▶ _REQUIRED TASK_:
Select each line where the word "this" appears.

▶ _SOURCE DATA_:
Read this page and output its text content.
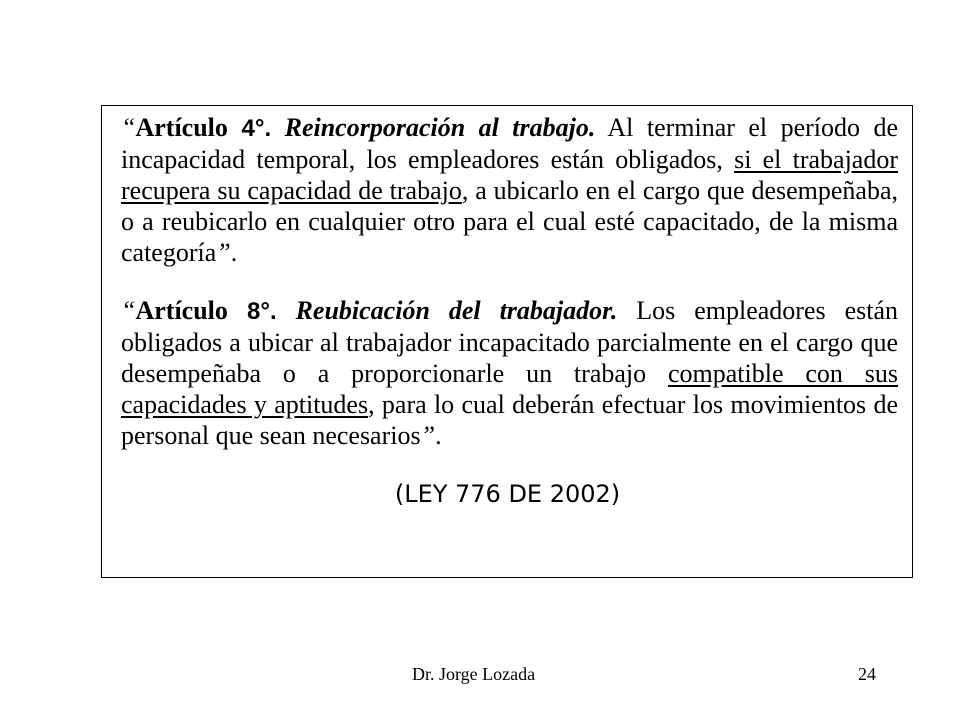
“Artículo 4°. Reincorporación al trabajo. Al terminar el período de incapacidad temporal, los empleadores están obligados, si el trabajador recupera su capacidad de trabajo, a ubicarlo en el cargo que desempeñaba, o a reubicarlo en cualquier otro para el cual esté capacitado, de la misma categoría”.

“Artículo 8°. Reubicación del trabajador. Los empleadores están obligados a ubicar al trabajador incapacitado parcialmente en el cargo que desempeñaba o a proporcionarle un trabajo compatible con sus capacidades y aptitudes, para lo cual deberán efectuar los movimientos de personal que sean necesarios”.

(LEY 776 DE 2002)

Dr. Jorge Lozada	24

...

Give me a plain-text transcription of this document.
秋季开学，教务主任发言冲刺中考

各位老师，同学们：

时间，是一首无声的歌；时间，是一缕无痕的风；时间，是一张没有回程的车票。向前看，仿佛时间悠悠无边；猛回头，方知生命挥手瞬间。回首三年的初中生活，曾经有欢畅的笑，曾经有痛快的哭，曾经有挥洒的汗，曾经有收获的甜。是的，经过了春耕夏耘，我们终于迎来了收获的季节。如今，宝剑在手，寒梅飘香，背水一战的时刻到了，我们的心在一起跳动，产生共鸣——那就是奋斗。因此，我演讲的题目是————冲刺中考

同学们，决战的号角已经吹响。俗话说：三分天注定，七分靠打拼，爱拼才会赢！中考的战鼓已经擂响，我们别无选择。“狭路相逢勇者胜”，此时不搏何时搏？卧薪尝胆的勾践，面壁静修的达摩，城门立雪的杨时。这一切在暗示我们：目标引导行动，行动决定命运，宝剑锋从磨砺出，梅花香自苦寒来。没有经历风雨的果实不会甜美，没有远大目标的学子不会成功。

▶ _RESULT OF THE TASK_:
Read this page and output its text content.
Give me a plain-text transcription of this document.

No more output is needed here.